Collected data
-- Begin --
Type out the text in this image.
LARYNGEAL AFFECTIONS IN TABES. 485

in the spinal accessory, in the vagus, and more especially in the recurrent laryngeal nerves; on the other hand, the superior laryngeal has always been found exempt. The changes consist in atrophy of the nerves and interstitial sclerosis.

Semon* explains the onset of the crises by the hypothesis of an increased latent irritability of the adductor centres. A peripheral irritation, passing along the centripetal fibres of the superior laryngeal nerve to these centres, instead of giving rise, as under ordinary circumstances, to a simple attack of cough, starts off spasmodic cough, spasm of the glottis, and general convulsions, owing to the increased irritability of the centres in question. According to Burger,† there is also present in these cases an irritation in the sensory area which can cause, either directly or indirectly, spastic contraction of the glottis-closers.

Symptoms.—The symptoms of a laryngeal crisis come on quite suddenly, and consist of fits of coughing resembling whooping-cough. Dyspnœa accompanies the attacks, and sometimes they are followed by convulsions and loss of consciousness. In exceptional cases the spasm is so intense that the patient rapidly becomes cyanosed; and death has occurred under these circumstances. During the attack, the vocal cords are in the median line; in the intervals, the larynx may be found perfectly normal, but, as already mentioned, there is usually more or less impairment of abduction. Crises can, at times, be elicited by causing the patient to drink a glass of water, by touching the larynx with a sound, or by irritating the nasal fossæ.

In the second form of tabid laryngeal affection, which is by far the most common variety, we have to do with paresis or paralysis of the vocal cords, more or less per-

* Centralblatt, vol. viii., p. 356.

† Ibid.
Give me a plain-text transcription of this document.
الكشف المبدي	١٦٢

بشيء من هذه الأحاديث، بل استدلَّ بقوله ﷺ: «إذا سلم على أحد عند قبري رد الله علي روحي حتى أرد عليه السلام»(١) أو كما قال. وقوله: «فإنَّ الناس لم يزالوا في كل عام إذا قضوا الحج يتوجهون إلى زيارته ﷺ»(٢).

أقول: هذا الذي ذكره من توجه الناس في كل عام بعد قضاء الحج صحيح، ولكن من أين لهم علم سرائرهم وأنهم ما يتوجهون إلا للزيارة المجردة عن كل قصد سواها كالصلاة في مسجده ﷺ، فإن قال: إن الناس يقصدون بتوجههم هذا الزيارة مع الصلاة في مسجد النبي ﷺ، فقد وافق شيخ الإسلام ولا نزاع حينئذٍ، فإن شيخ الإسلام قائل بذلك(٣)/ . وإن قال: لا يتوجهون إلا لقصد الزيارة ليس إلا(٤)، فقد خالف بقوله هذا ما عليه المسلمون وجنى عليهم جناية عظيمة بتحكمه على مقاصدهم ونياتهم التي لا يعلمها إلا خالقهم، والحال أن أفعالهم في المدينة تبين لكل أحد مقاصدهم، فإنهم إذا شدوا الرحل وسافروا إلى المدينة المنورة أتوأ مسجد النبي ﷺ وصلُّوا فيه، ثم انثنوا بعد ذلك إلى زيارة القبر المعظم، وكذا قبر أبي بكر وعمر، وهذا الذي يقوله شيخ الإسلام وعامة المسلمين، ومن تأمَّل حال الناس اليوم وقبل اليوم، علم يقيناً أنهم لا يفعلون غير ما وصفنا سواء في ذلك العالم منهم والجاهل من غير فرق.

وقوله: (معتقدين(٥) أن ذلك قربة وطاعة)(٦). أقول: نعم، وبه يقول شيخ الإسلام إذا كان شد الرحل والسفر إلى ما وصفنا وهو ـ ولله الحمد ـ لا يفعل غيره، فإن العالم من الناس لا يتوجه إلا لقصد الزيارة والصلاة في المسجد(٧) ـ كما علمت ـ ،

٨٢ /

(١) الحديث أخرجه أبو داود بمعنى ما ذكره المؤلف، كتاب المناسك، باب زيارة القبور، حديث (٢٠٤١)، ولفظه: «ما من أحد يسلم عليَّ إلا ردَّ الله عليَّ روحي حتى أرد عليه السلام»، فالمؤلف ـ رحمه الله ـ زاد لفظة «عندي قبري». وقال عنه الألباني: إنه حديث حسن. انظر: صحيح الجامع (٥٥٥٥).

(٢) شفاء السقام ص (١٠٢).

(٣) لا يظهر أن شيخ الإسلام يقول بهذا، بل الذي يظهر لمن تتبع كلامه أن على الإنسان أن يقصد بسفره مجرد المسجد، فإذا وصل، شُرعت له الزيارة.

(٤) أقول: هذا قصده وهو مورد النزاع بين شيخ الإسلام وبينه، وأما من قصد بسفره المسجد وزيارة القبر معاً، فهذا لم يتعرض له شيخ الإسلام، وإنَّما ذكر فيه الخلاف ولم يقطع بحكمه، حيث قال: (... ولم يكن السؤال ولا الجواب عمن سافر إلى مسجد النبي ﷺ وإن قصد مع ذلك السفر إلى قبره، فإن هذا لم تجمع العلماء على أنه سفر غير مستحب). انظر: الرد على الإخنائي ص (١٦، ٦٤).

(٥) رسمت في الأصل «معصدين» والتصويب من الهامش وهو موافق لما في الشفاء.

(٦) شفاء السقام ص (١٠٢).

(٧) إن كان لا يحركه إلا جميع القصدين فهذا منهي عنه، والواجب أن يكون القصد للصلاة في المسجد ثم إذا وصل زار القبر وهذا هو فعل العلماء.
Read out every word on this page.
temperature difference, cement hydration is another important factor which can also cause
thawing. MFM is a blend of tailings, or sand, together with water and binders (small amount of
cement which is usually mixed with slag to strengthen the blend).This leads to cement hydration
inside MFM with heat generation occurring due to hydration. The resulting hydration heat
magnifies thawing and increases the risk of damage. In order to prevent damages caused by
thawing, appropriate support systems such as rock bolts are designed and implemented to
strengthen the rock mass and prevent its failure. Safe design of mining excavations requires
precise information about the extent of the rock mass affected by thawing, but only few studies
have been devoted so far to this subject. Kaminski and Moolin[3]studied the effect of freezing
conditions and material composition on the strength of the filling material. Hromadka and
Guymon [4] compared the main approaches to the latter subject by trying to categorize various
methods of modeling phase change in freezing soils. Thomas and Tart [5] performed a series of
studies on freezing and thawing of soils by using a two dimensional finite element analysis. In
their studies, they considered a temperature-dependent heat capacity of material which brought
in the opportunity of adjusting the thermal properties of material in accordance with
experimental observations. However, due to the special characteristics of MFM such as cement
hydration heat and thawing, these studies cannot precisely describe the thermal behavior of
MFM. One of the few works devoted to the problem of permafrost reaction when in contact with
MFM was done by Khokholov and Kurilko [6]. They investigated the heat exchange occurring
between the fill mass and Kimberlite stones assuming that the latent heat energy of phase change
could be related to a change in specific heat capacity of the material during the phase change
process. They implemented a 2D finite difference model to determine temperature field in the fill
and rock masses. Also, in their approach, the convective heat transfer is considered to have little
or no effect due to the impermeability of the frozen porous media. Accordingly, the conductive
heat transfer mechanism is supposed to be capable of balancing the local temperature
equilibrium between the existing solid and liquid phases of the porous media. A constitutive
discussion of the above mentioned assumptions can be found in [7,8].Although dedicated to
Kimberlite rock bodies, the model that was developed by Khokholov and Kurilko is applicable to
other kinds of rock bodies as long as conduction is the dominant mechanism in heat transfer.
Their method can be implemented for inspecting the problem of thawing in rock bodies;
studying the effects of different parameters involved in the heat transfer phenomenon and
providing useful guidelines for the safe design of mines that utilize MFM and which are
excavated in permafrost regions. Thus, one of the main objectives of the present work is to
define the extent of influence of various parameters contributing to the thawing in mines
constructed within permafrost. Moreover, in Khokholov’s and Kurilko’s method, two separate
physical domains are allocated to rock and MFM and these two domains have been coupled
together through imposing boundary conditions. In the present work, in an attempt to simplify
-- End --
_Job_
Go over the records above and tally the lines with the word "hydration" in them. Give the number alone.

_Finished answer_
4